* **Directive**: Find every line containing the word "электронной" in the records below; report only how many there are.

╔══

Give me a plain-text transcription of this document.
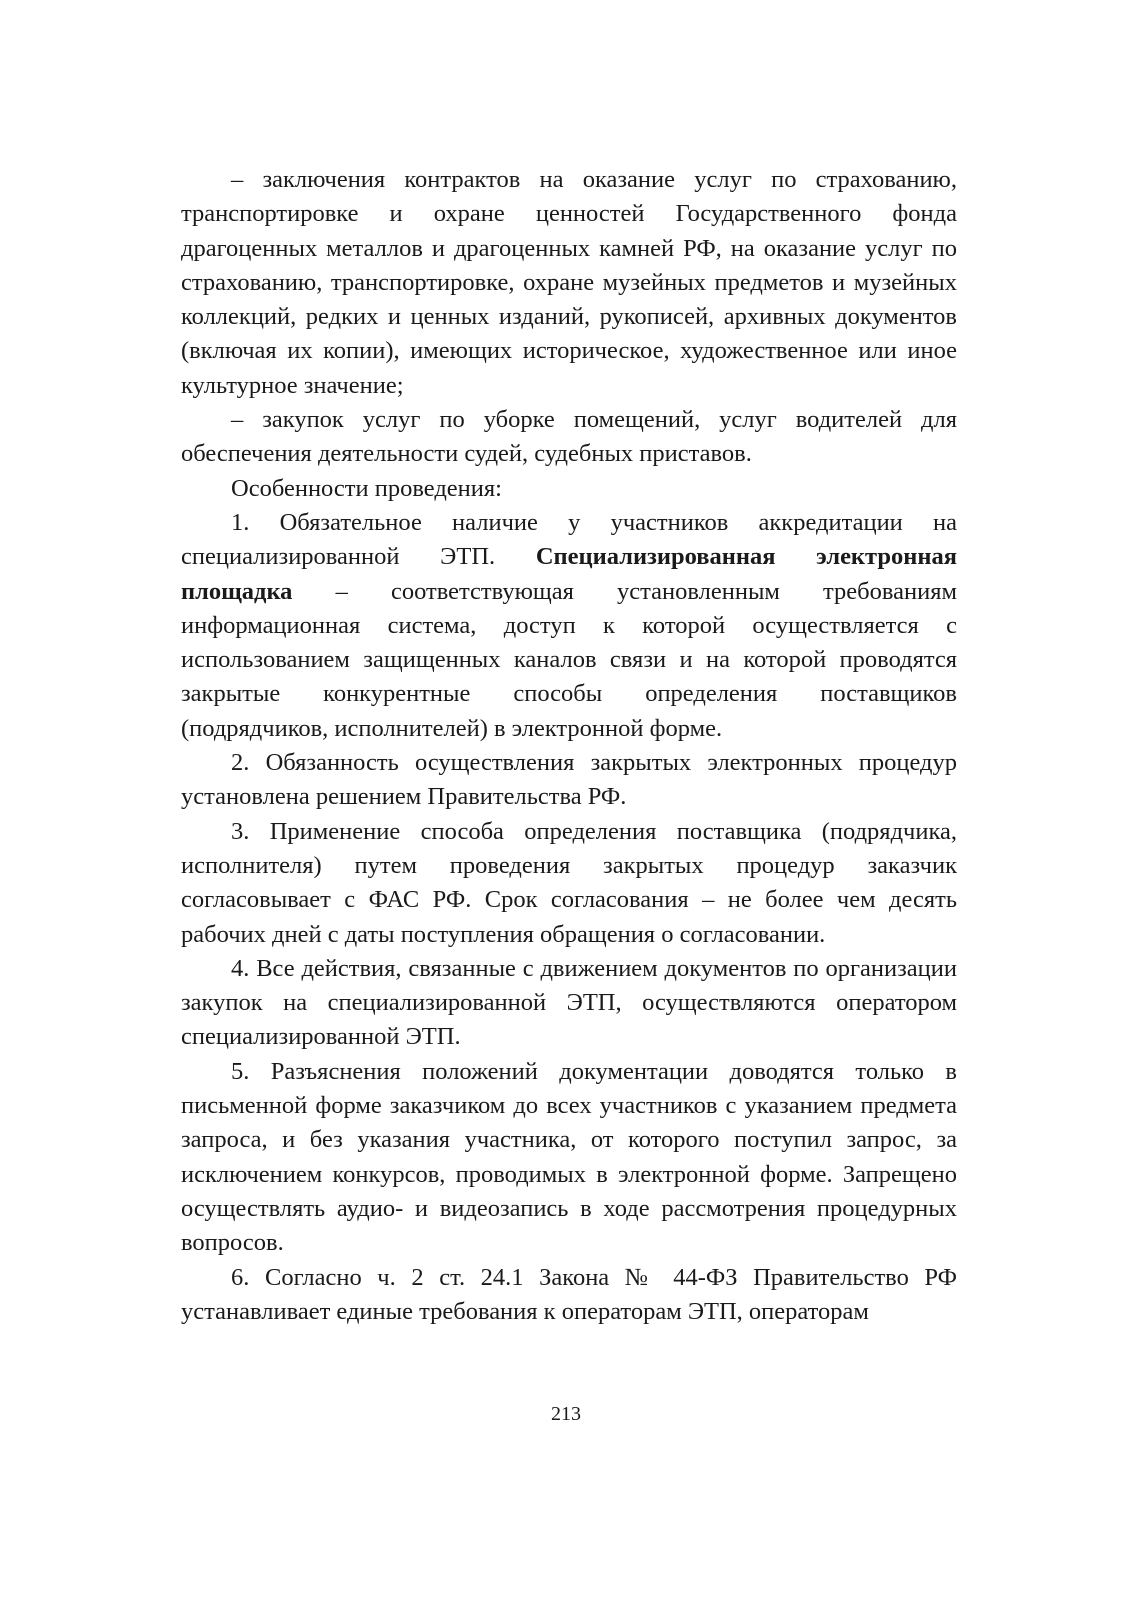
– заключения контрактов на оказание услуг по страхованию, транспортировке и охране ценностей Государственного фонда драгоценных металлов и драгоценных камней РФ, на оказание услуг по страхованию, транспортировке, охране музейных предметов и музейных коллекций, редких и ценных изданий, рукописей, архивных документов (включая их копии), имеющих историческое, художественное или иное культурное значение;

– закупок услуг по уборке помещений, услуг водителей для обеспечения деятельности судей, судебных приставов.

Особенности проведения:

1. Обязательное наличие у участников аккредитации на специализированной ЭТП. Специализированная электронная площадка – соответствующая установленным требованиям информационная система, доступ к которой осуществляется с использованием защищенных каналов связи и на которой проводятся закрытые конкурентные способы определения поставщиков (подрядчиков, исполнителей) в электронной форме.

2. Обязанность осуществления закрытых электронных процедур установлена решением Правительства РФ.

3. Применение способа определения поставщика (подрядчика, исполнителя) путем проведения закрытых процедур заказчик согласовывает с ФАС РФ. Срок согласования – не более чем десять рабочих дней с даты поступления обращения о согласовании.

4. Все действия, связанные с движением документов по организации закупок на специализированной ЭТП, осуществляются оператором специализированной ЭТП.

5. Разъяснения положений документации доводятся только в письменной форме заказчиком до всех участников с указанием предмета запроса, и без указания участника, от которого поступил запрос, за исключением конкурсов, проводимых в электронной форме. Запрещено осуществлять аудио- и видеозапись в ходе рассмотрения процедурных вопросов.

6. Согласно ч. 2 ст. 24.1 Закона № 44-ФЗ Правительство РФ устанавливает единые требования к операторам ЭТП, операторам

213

╚══

* **Solution to the exercise**: 2